И если на гражданке такая охота без лицензий, в запрещённые сроки и с прочими нарушениями правил и законов считалась чистой воды браконьерством, а порой уголовно-наказуемым (как например когда-то убийство лося) деянием, то подобные действия на заповедных землях, мягко говоря — злостное браконьерство, ибо ведётся этот разбой в Святая Святых Природы.
И моя, может быть и максималистская, но по жизни непреклонная убеждённость в этом вызывала и вызывает во всём моём нутре «святой и праведный» протест.
И протест этот не раз выговаривался браконьерствующим офицерам и прапорщикам, которые и до сих пор вспоминают мне об этом при наших очень редких, но дружеских встречах.
Будучи до срочной службы студентом-природоохранником, то бишь членом студенческой Дружины по охране природы (было такое молодёжное Движение по всей стране), постоянно ходивши по Подмосковью в опасные рейды по борьбе с браконьерством, я и здесь, на границе, на пограничной территории Костомукшского заповедника не смог отлучить себя от природоохранного дела. Уговорил замполита вместо политинформационных занятий периодически проводить природоохранные беседы (в роде лекций). Тогда экология из «закрытой темы» начинала входить в «демократическую моду» и замполит, кажется, был доволен этой забавой.
Увлёкся природой и наш штатный и очень классный фотограф Серёжка Грачёв. Бывало, мы, иной раз, срывались с ним в таёжную округу «Лютти» на своеобразные «фотосессии» карельской природы. Некоторые его снимки мне казались «шедевральными».
Но и свой собственный глаз, не хуже фотоаппарата запечатлевал и отправлял в лабиринты мозга какие-то особенные кадры и сюжеты из пограничной жизни посреди таёжного заповедного мира. До сих пор непропечатанными на бумаге снимками и нецеллулоидными негативами они всплывают у меня перед очами памяти...
Это ностальгическое всплытие рождает порой стихотворные строчки.
Вот, к примеру, один из этих «стихофотокадров»:

Белой простынёй олений мох
Растелился по земле в бору сосновом
На истлевшем пне лосиный рог
Возлежит изящно и сурово

Вот другой:

Вот распустился вереск скромно
Пушица во всю гать цветёт
Среди камней багульник томный,
Брусничник розово ползёт...

## ЗАДАНИЕ
Выведите дословно фрагмент исходного текста от слов «И если на гражданке» до слов «но дружеских встречах.» включительно. Записи, приведённые далее, никак не связаны с исходным текстом.

## Перечень данных
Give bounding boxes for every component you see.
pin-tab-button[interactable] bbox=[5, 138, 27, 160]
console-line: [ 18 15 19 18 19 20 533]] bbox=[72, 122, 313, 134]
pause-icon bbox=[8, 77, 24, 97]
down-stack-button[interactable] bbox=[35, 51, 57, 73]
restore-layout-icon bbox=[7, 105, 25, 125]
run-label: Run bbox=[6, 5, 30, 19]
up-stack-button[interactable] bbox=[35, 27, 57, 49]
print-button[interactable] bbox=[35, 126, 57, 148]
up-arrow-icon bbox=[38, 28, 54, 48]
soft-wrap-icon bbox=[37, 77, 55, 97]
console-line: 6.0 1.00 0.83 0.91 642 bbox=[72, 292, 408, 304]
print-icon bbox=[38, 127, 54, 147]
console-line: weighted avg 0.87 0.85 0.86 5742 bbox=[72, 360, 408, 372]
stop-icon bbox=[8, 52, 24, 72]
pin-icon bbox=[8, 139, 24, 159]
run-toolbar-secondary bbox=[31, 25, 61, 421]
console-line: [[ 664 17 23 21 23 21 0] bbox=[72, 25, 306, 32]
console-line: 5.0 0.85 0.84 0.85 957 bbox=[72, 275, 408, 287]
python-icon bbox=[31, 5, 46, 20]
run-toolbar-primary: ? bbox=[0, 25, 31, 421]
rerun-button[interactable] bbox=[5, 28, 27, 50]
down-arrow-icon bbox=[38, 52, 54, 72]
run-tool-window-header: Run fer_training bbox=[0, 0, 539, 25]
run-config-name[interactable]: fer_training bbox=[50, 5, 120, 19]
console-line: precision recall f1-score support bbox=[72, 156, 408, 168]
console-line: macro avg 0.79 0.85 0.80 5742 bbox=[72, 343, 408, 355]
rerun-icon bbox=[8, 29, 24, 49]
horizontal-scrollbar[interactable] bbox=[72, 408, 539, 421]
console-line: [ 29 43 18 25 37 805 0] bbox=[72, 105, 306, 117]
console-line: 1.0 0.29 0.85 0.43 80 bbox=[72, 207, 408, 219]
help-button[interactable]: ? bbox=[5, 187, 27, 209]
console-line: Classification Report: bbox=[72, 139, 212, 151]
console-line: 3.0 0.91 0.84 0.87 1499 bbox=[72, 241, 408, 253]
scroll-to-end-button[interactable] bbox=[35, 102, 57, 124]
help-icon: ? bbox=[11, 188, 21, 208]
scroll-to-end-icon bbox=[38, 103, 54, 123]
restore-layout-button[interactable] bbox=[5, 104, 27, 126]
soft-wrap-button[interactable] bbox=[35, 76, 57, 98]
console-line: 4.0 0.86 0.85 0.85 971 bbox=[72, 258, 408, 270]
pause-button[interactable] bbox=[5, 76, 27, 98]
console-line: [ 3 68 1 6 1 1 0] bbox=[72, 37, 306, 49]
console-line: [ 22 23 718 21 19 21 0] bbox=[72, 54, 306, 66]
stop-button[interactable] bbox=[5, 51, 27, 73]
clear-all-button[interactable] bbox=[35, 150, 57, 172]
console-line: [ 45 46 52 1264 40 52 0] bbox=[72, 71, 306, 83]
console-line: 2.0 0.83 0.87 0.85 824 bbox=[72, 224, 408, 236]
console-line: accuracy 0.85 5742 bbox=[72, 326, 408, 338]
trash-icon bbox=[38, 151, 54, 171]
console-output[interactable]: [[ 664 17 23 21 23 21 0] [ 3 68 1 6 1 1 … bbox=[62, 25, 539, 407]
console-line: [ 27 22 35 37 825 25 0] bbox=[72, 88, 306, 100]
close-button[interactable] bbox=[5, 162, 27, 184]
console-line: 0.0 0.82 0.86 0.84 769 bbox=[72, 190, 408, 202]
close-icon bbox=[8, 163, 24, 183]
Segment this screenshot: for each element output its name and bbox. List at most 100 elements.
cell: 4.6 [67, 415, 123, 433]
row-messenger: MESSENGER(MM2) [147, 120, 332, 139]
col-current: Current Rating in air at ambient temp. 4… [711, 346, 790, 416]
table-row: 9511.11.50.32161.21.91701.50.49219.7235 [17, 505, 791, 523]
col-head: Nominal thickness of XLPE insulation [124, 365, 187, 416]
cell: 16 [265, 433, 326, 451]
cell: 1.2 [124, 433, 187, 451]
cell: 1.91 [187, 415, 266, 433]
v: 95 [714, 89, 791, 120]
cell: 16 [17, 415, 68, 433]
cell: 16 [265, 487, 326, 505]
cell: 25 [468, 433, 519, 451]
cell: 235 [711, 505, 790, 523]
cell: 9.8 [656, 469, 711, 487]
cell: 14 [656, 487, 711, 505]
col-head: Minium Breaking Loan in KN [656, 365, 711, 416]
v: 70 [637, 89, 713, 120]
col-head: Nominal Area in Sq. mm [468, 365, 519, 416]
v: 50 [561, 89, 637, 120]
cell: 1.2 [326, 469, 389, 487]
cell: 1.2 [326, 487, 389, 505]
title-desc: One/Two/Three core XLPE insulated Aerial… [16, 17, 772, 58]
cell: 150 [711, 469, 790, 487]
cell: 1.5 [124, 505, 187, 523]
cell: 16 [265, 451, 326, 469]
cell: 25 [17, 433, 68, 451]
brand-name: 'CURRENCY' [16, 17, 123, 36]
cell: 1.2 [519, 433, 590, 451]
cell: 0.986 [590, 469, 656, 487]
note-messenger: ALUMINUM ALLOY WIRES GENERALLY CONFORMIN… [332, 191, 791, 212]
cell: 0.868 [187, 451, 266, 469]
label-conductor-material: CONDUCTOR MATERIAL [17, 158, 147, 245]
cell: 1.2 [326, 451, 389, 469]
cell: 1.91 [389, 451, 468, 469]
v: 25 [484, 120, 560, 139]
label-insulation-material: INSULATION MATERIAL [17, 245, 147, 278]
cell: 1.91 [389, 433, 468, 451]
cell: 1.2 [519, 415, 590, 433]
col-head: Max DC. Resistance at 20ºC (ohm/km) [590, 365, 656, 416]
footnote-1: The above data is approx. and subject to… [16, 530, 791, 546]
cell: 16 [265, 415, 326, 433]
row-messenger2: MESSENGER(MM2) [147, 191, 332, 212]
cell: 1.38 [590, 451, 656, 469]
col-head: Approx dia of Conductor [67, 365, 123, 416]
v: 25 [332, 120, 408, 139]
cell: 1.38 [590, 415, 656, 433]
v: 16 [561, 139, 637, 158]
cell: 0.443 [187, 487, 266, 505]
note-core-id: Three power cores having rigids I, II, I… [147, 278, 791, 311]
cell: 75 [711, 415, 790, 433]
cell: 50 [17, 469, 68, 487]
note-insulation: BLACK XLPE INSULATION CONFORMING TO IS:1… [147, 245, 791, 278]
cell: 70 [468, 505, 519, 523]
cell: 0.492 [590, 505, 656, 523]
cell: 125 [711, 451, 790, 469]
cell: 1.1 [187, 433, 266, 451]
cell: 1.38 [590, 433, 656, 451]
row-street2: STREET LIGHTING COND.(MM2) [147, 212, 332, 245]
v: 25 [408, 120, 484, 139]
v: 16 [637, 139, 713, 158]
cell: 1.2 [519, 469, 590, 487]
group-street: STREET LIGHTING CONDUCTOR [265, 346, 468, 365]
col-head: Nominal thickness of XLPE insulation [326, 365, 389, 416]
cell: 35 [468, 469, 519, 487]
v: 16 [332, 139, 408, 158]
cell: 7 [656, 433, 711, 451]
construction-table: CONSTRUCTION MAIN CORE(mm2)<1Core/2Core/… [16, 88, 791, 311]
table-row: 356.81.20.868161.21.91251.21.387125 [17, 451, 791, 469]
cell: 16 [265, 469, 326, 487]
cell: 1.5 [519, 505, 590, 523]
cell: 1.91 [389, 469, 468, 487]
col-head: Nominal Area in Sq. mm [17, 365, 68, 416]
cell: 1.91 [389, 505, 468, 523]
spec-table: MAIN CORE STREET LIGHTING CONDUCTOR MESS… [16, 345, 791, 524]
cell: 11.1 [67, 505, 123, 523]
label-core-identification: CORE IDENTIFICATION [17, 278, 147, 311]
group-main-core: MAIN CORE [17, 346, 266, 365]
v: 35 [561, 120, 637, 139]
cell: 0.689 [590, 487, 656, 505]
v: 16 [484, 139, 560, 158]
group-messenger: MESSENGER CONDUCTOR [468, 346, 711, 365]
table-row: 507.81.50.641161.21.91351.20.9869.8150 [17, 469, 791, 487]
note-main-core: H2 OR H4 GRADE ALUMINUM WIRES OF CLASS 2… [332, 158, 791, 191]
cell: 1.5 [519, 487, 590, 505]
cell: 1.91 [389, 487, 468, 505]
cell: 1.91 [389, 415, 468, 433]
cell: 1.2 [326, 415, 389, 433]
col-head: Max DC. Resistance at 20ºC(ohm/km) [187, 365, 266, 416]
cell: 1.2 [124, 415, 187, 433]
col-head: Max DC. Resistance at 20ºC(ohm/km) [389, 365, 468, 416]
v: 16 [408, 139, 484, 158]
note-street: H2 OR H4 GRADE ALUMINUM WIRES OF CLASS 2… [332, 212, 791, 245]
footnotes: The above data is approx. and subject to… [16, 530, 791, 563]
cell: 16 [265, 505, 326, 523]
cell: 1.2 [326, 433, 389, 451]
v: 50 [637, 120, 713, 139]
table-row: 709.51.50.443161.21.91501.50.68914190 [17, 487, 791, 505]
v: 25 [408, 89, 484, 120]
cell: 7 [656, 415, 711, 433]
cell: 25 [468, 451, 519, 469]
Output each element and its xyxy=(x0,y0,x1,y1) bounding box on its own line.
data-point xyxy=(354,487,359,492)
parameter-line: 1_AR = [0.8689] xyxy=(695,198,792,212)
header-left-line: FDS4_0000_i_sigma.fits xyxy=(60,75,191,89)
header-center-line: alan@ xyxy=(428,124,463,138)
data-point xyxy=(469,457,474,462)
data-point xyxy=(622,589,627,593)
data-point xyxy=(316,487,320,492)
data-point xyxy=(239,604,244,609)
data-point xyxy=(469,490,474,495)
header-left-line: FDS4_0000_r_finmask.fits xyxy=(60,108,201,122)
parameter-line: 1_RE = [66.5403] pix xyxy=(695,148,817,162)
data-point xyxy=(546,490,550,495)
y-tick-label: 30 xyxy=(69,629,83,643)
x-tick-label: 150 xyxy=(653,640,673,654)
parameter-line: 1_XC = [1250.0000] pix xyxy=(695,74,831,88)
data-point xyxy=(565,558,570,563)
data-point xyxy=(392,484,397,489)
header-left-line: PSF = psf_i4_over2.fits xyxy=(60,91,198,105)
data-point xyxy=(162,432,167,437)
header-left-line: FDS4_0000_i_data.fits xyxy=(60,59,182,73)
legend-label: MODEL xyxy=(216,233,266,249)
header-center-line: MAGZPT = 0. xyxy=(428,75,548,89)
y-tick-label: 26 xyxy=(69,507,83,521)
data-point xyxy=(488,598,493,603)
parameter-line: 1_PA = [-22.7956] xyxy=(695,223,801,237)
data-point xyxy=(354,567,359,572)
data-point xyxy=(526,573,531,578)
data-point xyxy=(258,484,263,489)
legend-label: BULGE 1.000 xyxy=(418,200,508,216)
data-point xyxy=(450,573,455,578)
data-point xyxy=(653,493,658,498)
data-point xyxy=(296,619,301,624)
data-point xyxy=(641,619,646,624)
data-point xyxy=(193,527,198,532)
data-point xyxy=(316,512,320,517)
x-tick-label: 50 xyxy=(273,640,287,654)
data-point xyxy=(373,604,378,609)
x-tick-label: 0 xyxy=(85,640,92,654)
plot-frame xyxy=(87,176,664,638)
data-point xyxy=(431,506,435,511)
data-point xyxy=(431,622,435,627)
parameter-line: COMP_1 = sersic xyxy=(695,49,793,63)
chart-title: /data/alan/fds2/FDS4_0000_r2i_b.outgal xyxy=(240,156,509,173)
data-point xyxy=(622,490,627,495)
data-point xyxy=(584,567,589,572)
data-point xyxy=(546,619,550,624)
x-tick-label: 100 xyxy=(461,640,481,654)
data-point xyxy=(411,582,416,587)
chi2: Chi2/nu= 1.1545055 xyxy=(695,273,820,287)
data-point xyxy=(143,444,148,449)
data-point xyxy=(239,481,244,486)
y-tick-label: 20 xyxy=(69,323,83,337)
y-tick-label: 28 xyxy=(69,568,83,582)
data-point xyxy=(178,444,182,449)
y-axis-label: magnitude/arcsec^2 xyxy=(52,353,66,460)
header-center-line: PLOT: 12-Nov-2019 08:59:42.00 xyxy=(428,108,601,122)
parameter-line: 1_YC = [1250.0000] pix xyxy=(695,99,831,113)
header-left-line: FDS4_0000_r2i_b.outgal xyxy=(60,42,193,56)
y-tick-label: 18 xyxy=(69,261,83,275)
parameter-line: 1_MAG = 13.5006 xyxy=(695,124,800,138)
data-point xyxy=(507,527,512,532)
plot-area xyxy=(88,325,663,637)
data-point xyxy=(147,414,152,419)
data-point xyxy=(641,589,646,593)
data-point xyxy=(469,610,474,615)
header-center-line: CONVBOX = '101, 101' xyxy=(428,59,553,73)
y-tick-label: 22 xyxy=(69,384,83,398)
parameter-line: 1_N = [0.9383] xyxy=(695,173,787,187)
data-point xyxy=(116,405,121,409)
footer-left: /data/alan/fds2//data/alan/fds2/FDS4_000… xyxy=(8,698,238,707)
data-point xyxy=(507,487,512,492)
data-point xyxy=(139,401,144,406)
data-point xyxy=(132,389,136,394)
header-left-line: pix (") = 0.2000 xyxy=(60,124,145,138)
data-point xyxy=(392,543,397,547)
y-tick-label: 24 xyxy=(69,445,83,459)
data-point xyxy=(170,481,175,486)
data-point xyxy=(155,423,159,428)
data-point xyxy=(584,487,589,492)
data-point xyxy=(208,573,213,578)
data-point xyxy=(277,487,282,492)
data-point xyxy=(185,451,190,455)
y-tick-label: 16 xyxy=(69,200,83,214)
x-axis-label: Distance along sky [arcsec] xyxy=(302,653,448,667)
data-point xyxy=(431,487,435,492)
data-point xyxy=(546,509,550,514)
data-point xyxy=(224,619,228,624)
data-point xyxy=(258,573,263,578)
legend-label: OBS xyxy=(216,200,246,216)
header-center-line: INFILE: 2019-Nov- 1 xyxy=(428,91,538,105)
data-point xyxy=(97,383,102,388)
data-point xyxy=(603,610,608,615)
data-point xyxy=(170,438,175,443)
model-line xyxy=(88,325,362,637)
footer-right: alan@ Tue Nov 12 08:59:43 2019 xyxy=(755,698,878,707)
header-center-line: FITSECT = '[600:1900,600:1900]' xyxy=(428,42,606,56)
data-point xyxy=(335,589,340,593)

## РЕЗУЛЬТАТ ВЫПОЛНЕНИЯ
И если на гражданке такая охота без лицензий, в запрещённые сроки и с прочими нарушениями правил и законов считалась чистой воды браконьерством, а порой уголовно-наказуемым (как например когда-то убийство лося) деянием, то подобные действия на заповедных землях, мягко говоря — злостное браконьерство, ибо ведётся этот разбой в Святая Святых Природы.
И моя, может быть и максималистская, но по жизни непреклонная убеждённость в этом вызывала и вызывает во всём моём нутре «святой и праведный» протест.
И протест этот не раз выговаривался браконьерствующим офицерам и прапорщикам, которые и до сих пор вспоминают мне об этом при наших очень редких, но дружеских встречах.